• **Goal of the exercise**: Restate each line of the listing exactly, without carrying over any pictures.

• **Input material**:
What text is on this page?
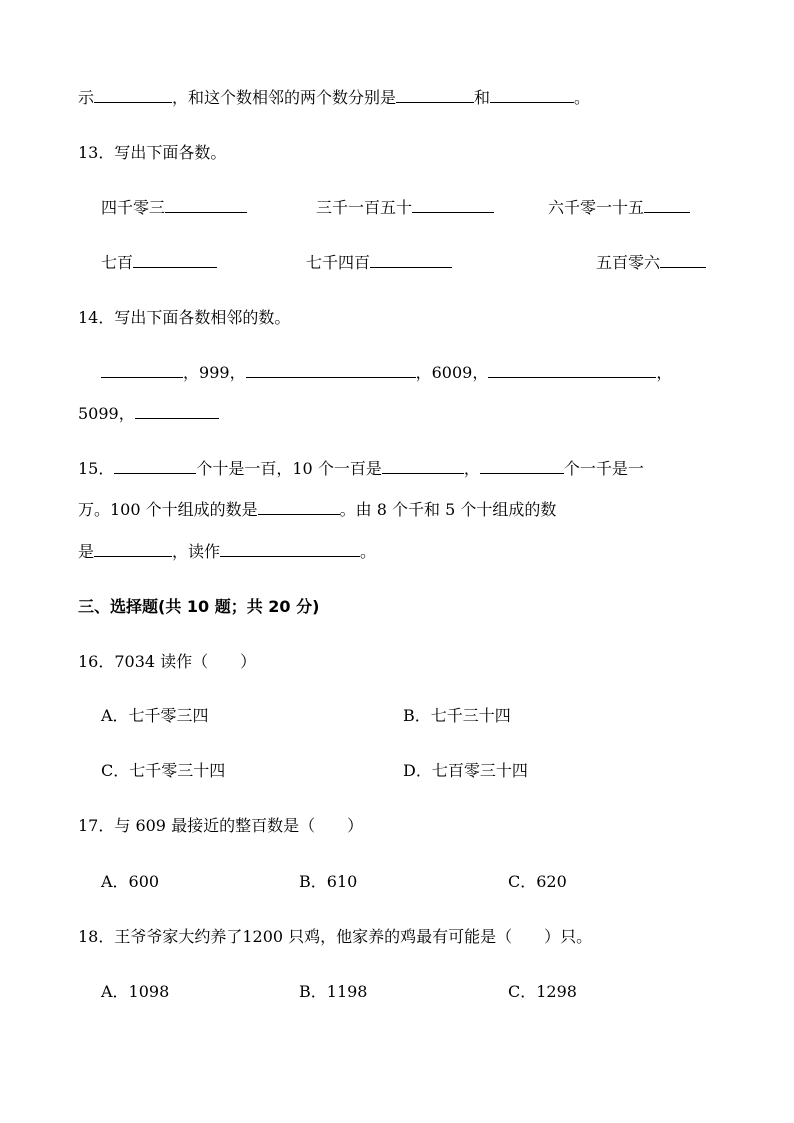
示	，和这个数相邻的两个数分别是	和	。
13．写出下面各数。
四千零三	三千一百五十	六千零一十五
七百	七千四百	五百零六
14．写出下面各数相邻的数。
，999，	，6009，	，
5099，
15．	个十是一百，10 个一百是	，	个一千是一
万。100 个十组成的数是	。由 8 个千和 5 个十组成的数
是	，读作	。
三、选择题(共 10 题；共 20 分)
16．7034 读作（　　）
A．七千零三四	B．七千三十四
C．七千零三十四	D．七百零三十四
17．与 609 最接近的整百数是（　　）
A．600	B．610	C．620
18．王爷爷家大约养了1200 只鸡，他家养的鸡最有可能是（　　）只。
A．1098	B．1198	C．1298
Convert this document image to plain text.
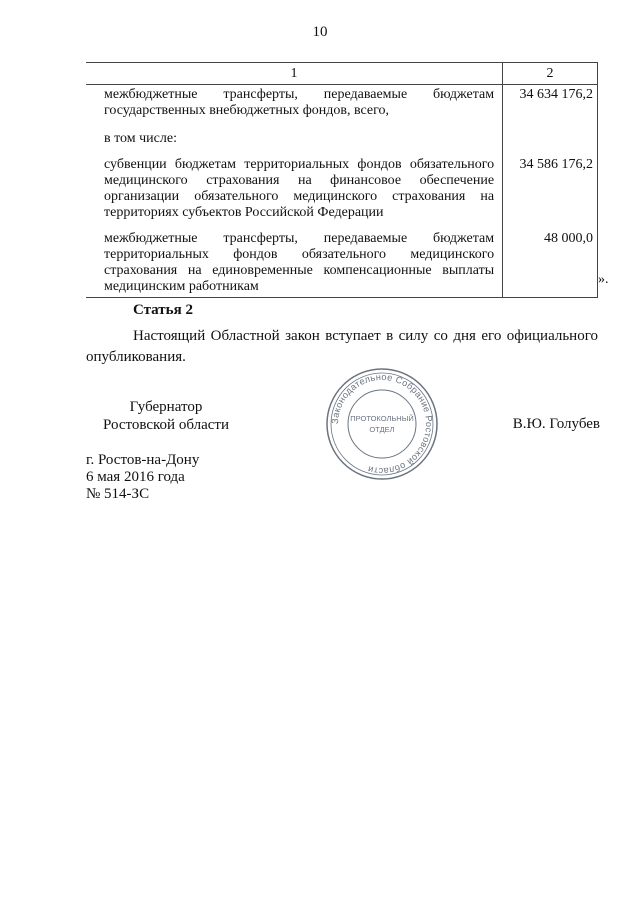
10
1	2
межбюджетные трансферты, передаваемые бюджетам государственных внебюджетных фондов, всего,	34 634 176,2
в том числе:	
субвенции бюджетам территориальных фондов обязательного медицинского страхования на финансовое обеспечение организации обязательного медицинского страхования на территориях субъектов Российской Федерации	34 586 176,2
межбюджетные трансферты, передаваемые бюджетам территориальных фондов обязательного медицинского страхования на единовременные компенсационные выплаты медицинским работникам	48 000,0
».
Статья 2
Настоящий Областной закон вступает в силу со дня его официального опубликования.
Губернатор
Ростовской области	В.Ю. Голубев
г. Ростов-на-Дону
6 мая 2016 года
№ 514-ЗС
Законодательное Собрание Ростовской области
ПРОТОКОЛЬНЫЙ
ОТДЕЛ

• **Solution to the exercise**:
What text is on this page?
示	，和这个数相邻的两个数分别是	和	。
13．写出下面各数。
四千零三	三千一百五十	六千零一十五
七百	七千四百	五百零六
14．写出下面各数相邻的数。
，999，	，6009，	，
5099，
15．	个十是一百，10 个一百是	，	个一千是一
万。100 个十组成的数是	。由 8 个千和 5 个十组成的数
是	，读作	。
三、选择题(共 10 题；共 20 分)
16．7034 读作（　　）
A．七千零三四	B．七千三十四
C．七千零三十四	D．七百零三十四
17．与 609 最接近的整百数是（　　）
A．600	B．610	C．620
18．王爷爷家大约养了1200 只鸡，他家养的鸡最有可能是（　　）只。
A．1098	B．1198	C．1298
Convert this document image to plain text.
10
1	2
межбюджетные трансферты, передаваемые бюджетам государственных внебюджетных фондов, всего,	34 634 176,2
в том числе:	
субвенции бюджетам территориальных фондов обязательного медицинского страхования на финансовое обеспечение организации обязательного медицинского страхования на территориях субъектов Российской Федерации	34 586 176,2
межбюджетные трансферты, передаваемые бюджетам территориальных фондов обязательного медицинского страхования на единовременные компенсационные выплаты медицинским работникам	48 000,0
».
Статья 2
Настоящий Областной закон вступает в силу со дня его официального опубликования.
Губернатор
Ростовской области	В.Ю. Голубев
г. Ростов-на-Дону
6 мая 2016 года
№ 514-ЗС
Законодательное Собрание Ростовской области
ПРОТОКОЛЬНЫЙ
ОТДЕЛ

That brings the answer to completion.